In the listing that follows, count every line with the word "JSON" in it and write only the total.

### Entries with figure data
· · ·

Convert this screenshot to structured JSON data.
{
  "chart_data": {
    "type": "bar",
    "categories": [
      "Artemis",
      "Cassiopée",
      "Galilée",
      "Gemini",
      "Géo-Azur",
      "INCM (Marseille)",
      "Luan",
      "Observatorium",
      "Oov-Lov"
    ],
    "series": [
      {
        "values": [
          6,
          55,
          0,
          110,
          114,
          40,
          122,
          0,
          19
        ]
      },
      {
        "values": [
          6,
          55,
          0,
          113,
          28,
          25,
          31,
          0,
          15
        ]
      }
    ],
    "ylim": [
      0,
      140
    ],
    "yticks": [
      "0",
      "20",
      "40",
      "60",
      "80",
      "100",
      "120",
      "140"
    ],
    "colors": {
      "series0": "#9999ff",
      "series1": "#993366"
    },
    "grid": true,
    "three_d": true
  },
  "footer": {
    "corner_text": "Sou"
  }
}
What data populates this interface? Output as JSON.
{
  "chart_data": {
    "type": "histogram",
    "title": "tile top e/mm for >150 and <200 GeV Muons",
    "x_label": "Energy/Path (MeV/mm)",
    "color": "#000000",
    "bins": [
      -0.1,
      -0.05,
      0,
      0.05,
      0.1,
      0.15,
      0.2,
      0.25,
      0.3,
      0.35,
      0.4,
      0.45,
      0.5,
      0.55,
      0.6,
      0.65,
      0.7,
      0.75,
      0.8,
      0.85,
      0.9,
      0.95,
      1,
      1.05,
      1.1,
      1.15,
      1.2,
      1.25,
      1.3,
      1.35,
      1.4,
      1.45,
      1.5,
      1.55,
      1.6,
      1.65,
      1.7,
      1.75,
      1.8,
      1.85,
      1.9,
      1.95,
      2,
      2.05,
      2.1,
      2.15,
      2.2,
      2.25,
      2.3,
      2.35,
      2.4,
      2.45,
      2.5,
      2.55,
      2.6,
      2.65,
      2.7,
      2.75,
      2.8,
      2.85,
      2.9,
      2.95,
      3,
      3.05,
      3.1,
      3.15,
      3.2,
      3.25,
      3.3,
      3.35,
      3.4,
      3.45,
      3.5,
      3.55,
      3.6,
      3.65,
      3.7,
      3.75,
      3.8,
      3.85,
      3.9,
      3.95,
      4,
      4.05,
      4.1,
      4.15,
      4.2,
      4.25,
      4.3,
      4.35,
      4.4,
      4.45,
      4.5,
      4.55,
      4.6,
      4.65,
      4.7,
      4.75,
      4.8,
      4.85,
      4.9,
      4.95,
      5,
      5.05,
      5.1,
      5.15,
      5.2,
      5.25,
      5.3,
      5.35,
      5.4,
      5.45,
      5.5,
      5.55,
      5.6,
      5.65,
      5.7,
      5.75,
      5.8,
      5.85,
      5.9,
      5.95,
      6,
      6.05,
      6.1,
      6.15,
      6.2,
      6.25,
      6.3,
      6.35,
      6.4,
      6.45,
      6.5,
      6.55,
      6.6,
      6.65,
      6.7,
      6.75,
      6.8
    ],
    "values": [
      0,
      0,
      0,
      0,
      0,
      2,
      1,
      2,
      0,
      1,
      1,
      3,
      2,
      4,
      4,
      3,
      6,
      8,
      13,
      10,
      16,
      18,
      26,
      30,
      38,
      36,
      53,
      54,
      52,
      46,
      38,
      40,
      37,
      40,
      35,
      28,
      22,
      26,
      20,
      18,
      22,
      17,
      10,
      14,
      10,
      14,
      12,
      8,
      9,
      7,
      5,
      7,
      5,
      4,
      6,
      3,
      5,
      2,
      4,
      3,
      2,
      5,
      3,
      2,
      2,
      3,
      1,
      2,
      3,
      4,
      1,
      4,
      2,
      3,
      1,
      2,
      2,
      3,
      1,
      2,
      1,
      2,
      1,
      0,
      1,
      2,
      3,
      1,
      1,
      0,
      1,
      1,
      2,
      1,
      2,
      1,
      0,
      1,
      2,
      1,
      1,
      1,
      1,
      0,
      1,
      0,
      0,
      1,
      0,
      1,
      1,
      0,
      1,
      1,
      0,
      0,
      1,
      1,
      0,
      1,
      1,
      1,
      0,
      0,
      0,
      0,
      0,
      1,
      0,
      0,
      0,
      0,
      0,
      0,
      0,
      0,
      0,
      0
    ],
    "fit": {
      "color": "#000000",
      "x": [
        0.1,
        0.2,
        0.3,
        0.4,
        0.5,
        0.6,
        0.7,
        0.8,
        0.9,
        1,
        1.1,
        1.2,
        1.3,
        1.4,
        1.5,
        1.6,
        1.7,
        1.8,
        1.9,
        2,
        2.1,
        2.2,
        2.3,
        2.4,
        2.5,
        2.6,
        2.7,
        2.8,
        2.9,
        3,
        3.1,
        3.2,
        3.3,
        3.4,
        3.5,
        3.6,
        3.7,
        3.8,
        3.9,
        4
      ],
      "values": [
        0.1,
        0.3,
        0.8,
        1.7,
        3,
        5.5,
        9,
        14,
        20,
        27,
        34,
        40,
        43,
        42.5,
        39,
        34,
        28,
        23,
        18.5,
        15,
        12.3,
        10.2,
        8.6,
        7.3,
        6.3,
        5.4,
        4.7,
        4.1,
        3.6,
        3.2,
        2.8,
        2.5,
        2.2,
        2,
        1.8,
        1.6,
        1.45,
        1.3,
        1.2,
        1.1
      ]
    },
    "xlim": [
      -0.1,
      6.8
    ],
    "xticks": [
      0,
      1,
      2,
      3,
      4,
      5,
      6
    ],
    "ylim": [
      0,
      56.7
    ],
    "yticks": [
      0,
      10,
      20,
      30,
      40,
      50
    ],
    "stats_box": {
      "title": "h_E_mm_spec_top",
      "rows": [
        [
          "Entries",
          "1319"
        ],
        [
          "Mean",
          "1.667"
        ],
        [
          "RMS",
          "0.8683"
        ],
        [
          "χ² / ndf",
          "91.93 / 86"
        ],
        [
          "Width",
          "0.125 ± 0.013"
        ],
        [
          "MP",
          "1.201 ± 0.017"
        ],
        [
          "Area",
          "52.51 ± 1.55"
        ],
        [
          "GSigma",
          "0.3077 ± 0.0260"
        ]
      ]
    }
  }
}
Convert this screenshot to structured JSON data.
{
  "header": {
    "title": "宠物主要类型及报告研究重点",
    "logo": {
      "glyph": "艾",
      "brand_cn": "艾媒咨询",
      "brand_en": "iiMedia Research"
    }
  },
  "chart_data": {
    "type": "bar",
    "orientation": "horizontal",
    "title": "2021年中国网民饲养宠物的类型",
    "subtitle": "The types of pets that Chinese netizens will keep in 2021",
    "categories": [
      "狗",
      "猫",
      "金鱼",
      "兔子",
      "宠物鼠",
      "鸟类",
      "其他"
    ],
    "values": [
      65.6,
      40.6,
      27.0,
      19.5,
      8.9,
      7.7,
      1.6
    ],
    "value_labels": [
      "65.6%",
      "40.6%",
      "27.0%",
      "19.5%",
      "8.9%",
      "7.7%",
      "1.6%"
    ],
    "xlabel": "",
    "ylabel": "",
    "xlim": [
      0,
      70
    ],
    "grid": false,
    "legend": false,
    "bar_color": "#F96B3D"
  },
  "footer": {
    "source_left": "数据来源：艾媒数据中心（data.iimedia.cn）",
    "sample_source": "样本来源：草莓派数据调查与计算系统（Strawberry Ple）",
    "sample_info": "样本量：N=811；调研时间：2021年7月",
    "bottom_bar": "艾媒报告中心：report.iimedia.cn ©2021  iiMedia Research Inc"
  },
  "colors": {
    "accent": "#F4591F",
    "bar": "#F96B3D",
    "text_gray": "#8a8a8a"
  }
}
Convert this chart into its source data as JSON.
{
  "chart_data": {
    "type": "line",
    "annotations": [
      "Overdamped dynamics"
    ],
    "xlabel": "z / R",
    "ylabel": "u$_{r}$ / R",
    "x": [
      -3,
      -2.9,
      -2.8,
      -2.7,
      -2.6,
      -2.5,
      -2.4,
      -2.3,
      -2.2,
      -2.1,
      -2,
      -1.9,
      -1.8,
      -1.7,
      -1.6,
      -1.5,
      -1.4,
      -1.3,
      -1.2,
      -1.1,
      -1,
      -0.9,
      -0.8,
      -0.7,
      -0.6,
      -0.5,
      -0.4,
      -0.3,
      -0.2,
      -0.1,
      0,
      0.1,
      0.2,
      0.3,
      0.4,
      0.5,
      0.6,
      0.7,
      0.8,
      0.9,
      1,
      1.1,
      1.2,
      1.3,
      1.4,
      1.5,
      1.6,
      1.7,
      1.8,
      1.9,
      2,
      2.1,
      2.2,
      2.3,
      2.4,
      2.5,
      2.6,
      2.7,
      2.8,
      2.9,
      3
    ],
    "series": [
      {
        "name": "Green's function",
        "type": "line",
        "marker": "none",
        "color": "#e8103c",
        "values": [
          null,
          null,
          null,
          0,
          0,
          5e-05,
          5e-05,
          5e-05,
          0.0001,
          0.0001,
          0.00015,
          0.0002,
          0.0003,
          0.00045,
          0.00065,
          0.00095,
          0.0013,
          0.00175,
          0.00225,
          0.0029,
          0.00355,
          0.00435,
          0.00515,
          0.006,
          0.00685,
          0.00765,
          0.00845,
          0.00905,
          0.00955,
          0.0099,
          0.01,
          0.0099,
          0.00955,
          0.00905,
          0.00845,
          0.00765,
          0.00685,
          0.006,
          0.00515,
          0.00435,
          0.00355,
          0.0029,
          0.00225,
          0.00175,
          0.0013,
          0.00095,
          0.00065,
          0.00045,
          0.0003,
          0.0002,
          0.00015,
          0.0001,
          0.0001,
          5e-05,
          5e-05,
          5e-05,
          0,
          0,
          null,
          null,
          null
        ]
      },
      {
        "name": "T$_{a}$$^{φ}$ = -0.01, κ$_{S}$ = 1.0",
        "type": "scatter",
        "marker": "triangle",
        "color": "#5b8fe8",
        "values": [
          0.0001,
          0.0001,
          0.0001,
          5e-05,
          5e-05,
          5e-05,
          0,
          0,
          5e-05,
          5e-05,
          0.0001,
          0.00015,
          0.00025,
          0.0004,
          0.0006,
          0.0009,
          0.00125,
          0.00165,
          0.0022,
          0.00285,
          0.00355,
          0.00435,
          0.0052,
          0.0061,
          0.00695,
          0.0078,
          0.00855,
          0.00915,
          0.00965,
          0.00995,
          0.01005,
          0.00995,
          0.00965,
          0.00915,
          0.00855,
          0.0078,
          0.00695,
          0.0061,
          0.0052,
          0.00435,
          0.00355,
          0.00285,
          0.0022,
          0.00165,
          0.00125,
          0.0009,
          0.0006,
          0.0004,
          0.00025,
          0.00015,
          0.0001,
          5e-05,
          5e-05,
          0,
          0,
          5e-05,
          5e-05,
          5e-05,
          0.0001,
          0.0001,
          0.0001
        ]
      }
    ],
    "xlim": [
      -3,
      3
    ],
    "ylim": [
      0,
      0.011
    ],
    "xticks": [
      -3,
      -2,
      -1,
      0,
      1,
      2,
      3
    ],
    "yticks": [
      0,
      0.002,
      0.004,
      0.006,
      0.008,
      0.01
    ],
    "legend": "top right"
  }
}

· · ·

### Final answer
4